## Start Records for the task

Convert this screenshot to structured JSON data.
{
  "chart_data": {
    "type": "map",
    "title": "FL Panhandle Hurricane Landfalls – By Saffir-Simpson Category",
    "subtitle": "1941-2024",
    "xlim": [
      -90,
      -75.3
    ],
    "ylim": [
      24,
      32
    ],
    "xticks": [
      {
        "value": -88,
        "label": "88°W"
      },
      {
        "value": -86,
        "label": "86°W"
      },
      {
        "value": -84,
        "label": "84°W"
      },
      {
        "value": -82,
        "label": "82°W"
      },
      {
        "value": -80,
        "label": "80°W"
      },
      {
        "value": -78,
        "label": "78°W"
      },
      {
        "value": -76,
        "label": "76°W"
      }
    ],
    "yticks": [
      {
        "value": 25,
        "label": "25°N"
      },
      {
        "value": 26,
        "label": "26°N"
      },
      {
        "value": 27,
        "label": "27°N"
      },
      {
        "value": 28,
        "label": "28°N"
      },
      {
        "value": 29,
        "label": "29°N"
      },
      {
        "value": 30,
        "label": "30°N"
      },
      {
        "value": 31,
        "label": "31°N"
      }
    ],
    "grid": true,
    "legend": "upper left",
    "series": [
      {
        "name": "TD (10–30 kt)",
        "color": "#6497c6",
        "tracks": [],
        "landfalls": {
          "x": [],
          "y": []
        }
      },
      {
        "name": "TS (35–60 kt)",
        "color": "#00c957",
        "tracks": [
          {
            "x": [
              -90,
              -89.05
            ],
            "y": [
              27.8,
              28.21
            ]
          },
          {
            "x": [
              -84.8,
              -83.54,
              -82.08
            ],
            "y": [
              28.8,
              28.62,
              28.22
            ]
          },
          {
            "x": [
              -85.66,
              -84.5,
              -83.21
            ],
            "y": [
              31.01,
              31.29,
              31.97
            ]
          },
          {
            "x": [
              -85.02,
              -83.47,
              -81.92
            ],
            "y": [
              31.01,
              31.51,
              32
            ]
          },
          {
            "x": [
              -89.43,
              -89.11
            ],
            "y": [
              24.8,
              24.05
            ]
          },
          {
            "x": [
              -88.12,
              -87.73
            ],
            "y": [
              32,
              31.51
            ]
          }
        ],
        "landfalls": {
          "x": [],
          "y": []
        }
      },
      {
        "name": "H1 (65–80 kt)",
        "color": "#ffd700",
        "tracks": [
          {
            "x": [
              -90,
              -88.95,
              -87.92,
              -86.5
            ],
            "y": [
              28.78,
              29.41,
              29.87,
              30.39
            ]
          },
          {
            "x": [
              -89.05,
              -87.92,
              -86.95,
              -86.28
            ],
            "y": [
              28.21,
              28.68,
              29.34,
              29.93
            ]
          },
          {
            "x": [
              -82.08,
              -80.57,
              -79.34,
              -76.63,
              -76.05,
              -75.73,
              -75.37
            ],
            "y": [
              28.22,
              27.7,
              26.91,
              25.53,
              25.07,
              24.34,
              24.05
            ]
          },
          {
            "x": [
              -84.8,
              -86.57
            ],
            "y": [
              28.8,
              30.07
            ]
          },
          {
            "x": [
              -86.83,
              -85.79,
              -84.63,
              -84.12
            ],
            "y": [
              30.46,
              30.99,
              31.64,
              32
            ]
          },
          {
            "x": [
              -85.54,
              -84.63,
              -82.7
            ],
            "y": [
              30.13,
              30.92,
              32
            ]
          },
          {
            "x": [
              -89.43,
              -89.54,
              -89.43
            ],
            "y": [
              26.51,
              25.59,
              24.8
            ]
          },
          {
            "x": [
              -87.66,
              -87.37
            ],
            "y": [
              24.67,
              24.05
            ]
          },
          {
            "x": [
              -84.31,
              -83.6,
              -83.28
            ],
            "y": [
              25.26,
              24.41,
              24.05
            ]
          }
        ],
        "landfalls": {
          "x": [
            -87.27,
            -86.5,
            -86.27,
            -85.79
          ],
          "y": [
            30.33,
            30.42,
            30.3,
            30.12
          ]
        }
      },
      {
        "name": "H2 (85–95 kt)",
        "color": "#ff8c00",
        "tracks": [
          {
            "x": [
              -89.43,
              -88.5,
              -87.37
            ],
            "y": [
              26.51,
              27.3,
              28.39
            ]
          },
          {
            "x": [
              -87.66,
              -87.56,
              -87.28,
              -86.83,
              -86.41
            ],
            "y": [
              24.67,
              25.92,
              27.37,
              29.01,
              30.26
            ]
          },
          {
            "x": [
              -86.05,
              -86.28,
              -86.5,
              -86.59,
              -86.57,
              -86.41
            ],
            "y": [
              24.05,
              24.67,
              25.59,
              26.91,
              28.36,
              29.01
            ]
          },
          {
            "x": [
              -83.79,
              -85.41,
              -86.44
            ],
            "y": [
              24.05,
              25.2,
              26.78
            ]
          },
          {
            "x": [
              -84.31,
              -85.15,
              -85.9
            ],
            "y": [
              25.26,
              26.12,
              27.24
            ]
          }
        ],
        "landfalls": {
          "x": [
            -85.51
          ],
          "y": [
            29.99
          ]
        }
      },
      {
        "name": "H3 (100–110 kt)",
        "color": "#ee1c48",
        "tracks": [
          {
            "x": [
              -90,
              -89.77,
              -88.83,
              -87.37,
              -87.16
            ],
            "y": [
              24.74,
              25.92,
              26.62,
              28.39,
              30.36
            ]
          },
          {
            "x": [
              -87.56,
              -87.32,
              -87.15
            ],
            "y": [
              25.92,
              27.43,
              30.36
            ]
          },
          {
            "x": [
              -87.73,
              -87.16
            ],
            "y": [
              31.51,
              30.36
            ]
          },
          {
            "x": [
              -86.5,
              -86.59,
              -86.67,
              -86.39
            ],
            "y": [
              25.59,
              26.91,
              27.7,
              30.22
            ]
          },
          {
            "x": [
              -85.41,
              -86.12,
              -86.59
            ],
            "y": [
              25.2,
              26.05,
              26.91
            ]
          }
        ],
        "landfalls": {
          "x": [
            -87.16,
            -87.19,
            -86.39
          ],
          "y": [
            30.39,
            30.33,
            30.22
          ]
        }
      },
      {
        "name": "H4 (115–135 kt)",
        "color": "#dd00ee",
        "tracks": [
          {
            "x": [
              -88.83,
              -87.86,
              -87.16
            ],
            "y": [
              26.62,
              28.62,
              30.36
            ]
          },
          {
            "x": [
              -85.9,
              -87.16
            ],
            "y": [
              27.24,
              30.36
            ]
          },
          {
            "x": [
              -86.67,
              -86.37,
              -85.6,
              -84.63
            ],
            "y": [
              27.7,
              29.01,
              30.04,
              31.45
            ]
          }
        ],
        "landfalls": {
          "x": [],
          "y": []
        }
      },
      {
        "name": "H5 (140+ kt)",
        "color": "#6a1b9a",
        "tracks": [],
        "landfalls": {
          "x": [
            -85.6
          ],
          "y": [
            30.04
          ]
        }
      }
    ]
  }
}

## End Records for the task

### What is being asked:
Write out the data again, exactly and in full.

### Result of this task:
Convert this screenshot to structured JSON data.
{
  "chart_data": {
    "type": "map",
    "title": "FL Panhandle Hurricane Landfalls – By Saffir-Simpson Category",
    "subtitle": "1941-2024",
    "xlim": [
      -90,
      -75.3
    ],
    "ylim": [
      24,
      32
    ],
    "xticks": [
      {
        "value": -88,
        "label": "88°W"
      },
      {
        "value": -86,
        "label": "86°W"
      },
      {
        "value": -84,
        "label": "84°W"
      },
      {
        "value": -82,
        "label": "82°W"
      },
      {
        "value": -80,
        "label": "80°W"
      },
      {
        "value": -78,
        "label": "78°W"
      },
      {
        "value": -76,
        "label": "76°W"
      }
    ],
    "yticks": [
      {
        "value": 25,
        "label": "25°N"
      },
      {
        "value": 26,
        "label": "26°N"
      },
      {
        "value": 27,
        "label": "27°N"
      },
      {
        "value": 28,
        "label": "28°N"
      },
      {
        "value": 29,
        "label": "29°N"
      },
      {
        "value": 30,
        "label": "30°N"
      },
      {
        "value": 31,
        "label": "31°N"
      }
    ],
    "grid": true,
    "legend": "upper left",
    "series": [
      {
        "name": "TD (10–30 kt)",
        "color": "#6497c6",
        "tracks": [],
        "landfalls": {
          "x": [],
          "y": []
        }
      },
      {
        "name": "TS (35–60 kt)",
        "color": "#00c957",
        "tracks": [
          {
            "x": [
              -90,
              -89.05
            ],
            "y": [
              27.8,
              28.21
            ]
          },
          {
            "x": [
              -84.8,
              -83.54,
              -82.08
            ],
            "y": [
              28.8,
              28.62,
              28.22
            ]
          },
          {
            "x": [
              -85.66,
              -84.5,
              -83.21
            ],
            "y": [
              31.01,
              31.29,
              31.97
            ]
          },
          {
            "x": [
              -85.02,
              -83.47,
              -81.92
            ],
            "y": [
              31.01,
              31.51,
              32
            ]
          },
          {
            "x": [
              -89.43,
              -89.11
            ],
            "y": [
              24.8,
              24.05
            ]
          },
          {
            "x": [
              -88.12,
              -87.73
            ],
            "y": [
              32,
              31.51
            ]
          }
        ],
        "landfalls": {
          "x": [],
          "y": []
        }
      },
      {
        "name": "H1 (65–80 kt)",
        "color": "#ffd700",
        "tracks": [
          {
            "x": [
              -90,
              -88.95,
              -87.92,
              -86.5
            ],
            "y": [
              28.78,
              29.41,
              29.87,
              30.39
            ]
          },
          {
            "x": [
              -89.05,
              -87.92,
              -86.95,
              -86.28
            ],
            "y": [
              28.21,
              28.68,
              29.34,
              29.93
            ]
          },
          {
            "x": [
              -82.08,
              -80.57,
              -79.34,
              -76.63,
              -76.05,
              -75.73,
              -75.37
            ],
            "y": [
              28.22,
              27.7,
              26.91,
              25.53,
              25.07,
              24.34,
              24.05
            ]
          },
          {
            "x": [
              -84.8,
              -86.57
            ],
            "y": [
              28.8,
              30.07
            ]
          },
          {
            "x": [
              -86.83,
              -85.79,
              -84.63,
              -84.12
            ],
            "y": [
              30.46,
              30.99,
              31.64,
              32
            ]
          },
          {
            "x": [
              -85.54,
              -84.63,
              -82.7
            ],
            "y": [
              30.13,
              30.92,
              32
            ]
          },
          {
            "x": [
              -89.43,
              -89.54,
              -89.43
            ],
            "y": [
              26.51,
              25.59,
              24.8
            ]
          },
          {
            "x": [
              -87.66,
              -87.37
            ],
            "y": [
              24.67,
              24.05
            ]
          },
          {
            "x": [
              -84.31,
              -83.6,
              -83.28
            ],
            "y": [
              25.26,
              24.41,
              24.05
            ]
          }
        ],
        "landfalls": {
          "x": [
            -87.27,
            -86.5,
            -86.27,
            -85.79
          ],
          "y": [
            30.33,
            30.42,
            30.3,
            30.12
          ]
        }
      },
      {
        "name": "H2 (85–95 kt)",
        "color": "#ff8c00",
        "tracks": [
          {
            "x": [
              -89.43,
              -88.5,
              -87.37
            ],
            "y": [
              26.51,
              27.3,
              28.39
            ]
          },
          {
            "x": [
              -87.66,
              -87.56,
              -87.28,
              -86.83,
              -86.41
            ],
            "y": [
              24.67,
              25.92,
              27.37,
              29.01,
              30.26
            ]
          },
          {
            "x": [
              -86.05,
              -86.28,
              -86.5,
              -86.59,
              -86.57,
              -86.41
            ],
            "y": [
              24.05,
              24.67,
              25.59,
              26.91,
              28.36,
              29.01
            ]
          },
          {
            "x": [
              -83.79,
              -85.41,
              -86.44
            ],
            "y": [
              24.05,
              25.2,
              26.78
            ]
          },
          {
            "x": [
              -84.31,
              -85.15,
              -85.9
            ],
            "y": [
              25.26,
              26.12,
              27.24
            ]
          }
        ],
        "landfalls": {
          "x": [
            -85.51
          ],
          "y": [
            29.99
          ]
        }
      },
      {
        "name": "H3 (100–110 kt)",
        "color": "#ee1c48",
        "tracks": [
          {
            "x": [
              -90,
              -89.77,
              -88.83,
              -87.37,
              -87.16
            ],
            "y": [
              24.74,
              25.92,
              26.62,
              28.39,
              30.36
            ]
          },
          {
            "x": [
              -87.56,
              -87.32,
              -87.15
            ],
            "y": [
              25.92,
              27.43,
              30.36
            ]
          },
          {
            "x": [
              -87.73,
              -87.16
            ],
            "y": [
              31.51,
              30.36
            ]
          },
          {
            "x": [
              -86.5,
              -86.59,
              -86.67,
              -86.39
            ],
            "y": [
              25.59,
              26.91,
              27.7,
              30.22
            ]
          },
          {
            "x": [
              -85.41,
              -86.12,
              -86.59
            ],
            "y": [
              25.2,
              26.05,
              26.91
            ]
          }
        ],
        "landfalls": {
          "x": [
            -87.16,
            -87.19,
            -86.39
          ],
          "y": [
            30.39,
            30.33,
            30.22
          ]
        }
      },
      {
        "name": "H4 (115–135 kt)",
        "color": "#dd00ee",
        "tracks": [
          {
            "x": [
              -88.83,
              -87.86,
              -87.16
            ],
            "y": [
              26.62,
              28.62,
              30.36
            ]
          },
          {
            "x": [
              -85.9,
              -87.16
            ],
            "y": [
              27.24,
              30.36
            ]
          },
          {
            "x": [
              -86.67,
              -86.37,
              -85.6,
              -84.63
            ],
            "y": [
              27.7,
              29.01,
              30.04,
              31.45
            ]
          }
        ],
        "landfalls": {
          "x": [],
          "y": []
        }
      },
      {
        "name": "H5 (140+ kt)",
        "color": "#6a1b9a",
        "tracks": [],
        "landfalls": {
          "x": [
            -85.6
          ],
          "y": [
            30.04
          ]
        }
      }
    ]
  }
}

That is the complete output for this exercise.